━━ Task material ━━

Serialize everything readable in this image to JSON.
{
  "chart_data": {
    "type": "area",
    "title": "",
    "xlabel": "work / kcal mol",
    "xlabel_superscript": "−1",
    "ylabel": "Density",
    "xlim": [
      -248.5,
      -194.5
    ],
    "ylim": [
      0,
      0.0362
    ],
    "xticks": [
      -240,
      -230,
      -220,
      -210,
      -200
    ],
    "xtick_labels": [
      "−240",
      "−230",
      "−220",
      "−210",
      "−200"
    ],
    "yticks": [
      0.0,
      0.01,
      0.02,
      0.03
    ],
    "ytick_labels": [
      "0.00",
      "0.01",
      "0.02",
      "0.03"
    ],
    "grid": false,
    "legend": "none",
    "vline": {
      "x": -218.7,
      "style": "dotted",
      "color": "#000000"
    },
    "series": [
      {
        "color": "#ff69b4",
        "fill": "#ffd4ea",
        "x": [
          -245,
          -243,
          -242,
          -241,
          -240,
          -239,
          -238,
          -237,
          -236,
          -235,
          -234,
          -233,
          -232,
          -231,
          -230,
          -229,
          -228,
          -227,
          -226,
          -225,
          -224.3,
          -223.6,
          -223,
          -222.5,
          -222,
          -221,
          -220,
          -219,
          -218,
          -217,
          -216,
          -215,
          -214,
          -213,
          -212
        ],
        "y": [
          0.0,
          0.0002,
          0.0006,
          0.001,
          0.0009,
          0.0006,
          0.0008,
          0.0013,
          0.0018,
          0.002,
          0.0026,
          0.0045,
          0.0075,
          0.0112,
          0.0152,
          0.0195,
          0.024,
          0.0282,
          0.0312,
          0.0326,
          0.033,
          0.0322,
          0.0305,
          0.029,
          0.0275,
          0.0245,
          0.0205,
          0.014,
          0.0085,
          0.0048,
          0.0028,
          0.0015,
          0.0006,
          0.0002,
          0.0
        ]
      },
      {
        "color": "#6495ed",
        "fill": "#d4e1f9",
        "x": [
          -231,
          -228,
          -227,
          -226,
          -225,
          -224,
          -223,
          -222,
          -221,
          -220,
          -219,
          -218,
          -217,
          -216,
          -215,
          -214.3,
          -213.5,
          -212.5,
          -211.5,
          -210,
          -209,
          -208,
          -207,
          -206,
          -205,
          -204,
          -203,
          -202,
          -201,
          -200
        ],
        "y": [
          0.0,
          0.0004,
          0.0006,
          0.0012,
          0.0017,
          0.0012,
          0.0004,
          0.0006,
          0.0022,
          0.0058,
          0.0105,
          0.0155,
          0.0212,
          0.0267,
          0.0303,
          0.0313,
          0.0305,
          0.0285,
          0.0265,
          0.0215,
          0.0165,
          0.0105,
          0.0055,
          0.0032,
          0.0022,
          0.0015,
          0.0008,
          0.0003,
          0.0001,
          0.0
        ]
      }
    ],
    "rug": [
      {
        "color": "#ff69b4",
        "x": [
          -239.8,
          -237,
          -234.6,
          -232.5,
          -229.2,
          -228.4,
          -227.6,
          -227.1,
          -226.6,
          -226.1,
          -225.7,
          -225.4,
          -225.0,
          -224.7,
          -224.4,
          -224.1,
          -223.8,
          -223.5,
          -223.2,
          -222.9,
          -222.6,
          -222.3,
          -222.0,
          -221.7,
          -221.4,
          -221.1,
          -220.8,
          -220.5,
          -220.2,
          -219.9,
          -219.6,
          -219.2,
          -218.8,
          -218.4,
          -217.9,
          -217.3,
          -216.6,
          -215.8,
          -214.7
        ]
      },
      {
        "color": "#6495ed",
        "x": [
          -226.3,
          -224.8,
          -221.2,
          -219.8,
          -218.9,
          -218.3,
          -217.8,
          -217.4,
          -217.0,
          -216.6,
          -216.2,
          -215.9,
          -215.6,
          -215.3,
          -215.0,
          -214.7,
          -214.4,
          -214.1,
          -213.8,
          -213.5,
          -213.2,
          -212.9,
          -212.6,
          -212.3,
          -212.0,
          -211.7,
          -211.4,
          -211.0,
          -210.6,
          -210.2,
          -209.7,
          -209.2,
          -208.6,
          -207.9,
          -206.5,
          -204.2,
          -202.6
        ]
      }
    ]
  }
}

━━━

Exercise instructions ::
Print every line of the records exactly. Omit nothing.

Correct response ::
Serialize everything readable in this image to JSON.
{
  "chart_data": {
    "type": "area",
    "title": "",
    "xlabel": "work / kcal mol",
    "xlabel_superscript": "−1",
    "ylabel": "Density",
    "xlim": [
      -248.5,
      -194.5
    ],
    "ylim": [
      0,
      0.0362
    ],
    "xticks": [
      -240,
      -230,
      -220,
      -210,
      -200
    ],
    "xtick_labels": [
      "−240",
      "−230",
      "−220",
      "−210",
      "−200"
    ],
    "yticks": [
      0.0,
      0.01,
      0.02,
      0.03
    ],
    "ytick_labels": [
      "0.00",
      "0.01",
      "0.02",
      "0.03"
    ],
    "grid": false,
    "legend": "none",
    "vline": {
      "x": -218.7,
      "style": "dotted",
      "color": "#000000"
    },
    "series": [
      {
        "color": "#ff69b4",
        "fill": "#ffd4ea",
        "x": [
          -245,
          -243,
          -242,
          -241,
          -240,
          -239,
          -238,
          -237,
          -236,
          -235,
          -234,
          -233,
          -232,
          -231,
          -230,
          -229,
          -228,
          -227,
          -226,
          -225,
          -224.3,
          -223.6,
          -223,
          -222.5,
          -222,
          -221,
          -220,
          -219,
          -218,
          -217,
          -216,
          -215,
          -214,
          -213,
          -212
        ],
        "y": [
          0.0,
          0.0002,
          0.0006,
          0.001,
          0.0009,
          0.0006,
          0.0008,
          0.0013,
          0.0018,
          0.002,
          0.0026,
          0.0045,
          0.0075,
          0.0112,
          0.0152,
          0.0195,
          0.024,
          0.0282,
          0.0312,
          0.0326,
          0.033,
          0.0322,
          0.0305,
          0.029,
          0.0275,
          0.0245,
          0.0205,
          0.014,
          0.0085,
          0.0048,
          0.0028,
          0.0015,
          0.0006,
          0.0002,
          0.0
        ]
      },
      {
        "color": "#6495ed",
        "fill": "#d4e1f9",
        "x": [
          -231,
          -228,
          -227,
          -226,
          -225,
          -224,
          -223,
          -222,
          -221,
          -220,
          -219,
          -218,
          -217,
          -216,
          -215,
          -214.3,
          -213.5,
          -212.5,
          -211.5,
          -210,
          -209,
          -208,
          -207,
          -206,
          -205,
          -204,
          -203,
          -202,
          -201,
          -200
        ],
        "y": [
          0.0,
          0.0004,
          0.0006,
          0.0012,
          0.0017,
          0.0012,
          0.0004,
          0.0006,
          0.0022,
          0.0058,
          0.0105,
          0.0155,
          0.0212,
          0.0267,
          0.0303,
          0.0313,
          0.0305,
          0.0285,
          0.0265,
          0.0215,
          0.0165,
          0.0105,
          0.0055,
          0.0032,
          0.0022,
          0.0015,
          0.0008,
          0.0003,
          0.0001,
          0.0
        ]
      }
    ],
    "rug": [
      {
        "color": "#ff69b4",
        "x": [
          -239.8,
          -237,
          -234.6,
          -232.5,
          -229.2,
          -228.4,
          -227.6,
          -227.1,
          -226.6,
          -226.1,
          -225.7,
          -225.4,
          -225.0,
          -224.7,
          -224.4,
          -224.1,
          -223.8,
          -223.5,
          -223.2,
          -222.9,
          -222.6,
          -222.3,
          -222.0,
          -221.7,
          -221.4,
          -221.1,
          -220.8,
          -220.5,
          -220.2,
          -219.9,
          -219.6,
          -219.2,
          -218.8,
          -218.4,
          -217.9,
          -217.3,
          -216.6,
          -215.8,
          -214.7
        ]
      },
      {
        "color": "#6495ed",
        "x": [
          -226.3,
          -224.8,
          -221.2,
          -219.8,
          -218.9,
          -218.3,
          -217.8,
          -217.4,
          -217.0,
          -216.6,
          -216.2,
          -215.9,
          -215.6,
          -215.3,
          -215.0,
          -214.7,
          -214.4,
          -214.1,
          -213.8,
          -213.5,
          -213.2,
          -212.9,
          -212.6,
          -212.3,
          -212.0,
          -211.7,
          -211.4,
          -211.0,
          -210.6,
          -210.2,
          -209.7,
          -209.2,
          -208.6,
          -207.9,
          -206.5,
          -204.2,
          -202.6
        ]
      }
    ]
  }
}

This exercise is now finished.